-- WHAT TO WORK ON --
Look through the data below. Pick out the lines holding the string "свойства".

________________

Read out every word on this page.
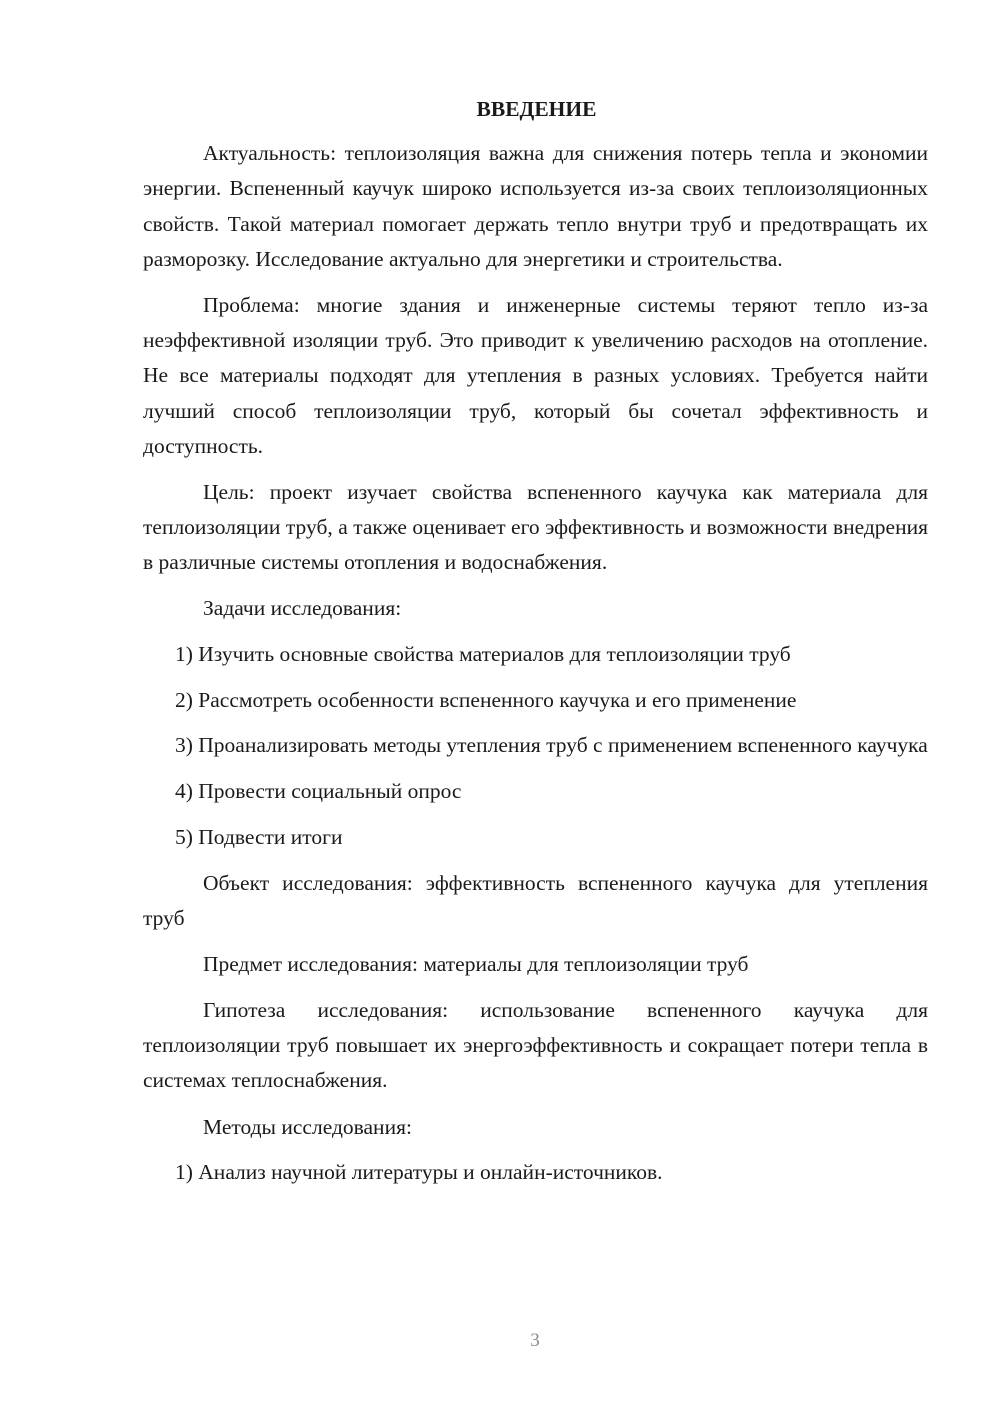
ВВЕДЕНИЕ

Актуальность: теплоизоляция важна для снижения потерь тепла и экономии энергии. Вспененный каучук широко используется из-за своих теплоизоляционных свойств. Такой материал помогает держать тепло внутри труб и предотвращать их разморозку. Исследование актуально для энергетики и строительства.

Проблема: многие здания и инженерные системы теряют тепло из-за неэффективной изоляции труб. Это приводит к увеличению расходов на отопление. Не все материалы подходят для утепления в разных условиях. Требуется найти лучший способ теплоизоляции труб, который бы сочетал эффективность и доступность.

Цель: проект изучает свойства вспененного каучука как материала для теплоизоляции труб, а также оценивает его эффективность и возможности внедрения в различные системы отопления и водоснабжения.

Задачи исследования:

1) Изучить основные свойства материалов для теплоизоляции труб

2) Рассмотреть особенности вспененного каучука и его применение

3) Проанализировать методы утепления труб с применением вспененного каучука

4) Провести социальный опрос

5) Подвести итоги

Объект исследования: эффективность вспененного каучука для утепления труб

Предмет исследования: материалы для теплоизоляции труб

Гипотеза исследования: использование вспененного каучука для теплоизоляции труб повышает их энергоэффективность и сокращает потери тепла в системах теплоснабжения.

Методы исследования:

1) Анализ научной литературы и онлайн-источников.

3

________________

-- WRITTEN SOLUTION --
Цель: проект изучает свойства вспененного каучука как материала для теплоизоляции труб, а также оценивает его эффективность и возможности внедрения в различные системы отопления и водоснабжения.
1) Изучить основные свойства материалов для теплоизоляции труб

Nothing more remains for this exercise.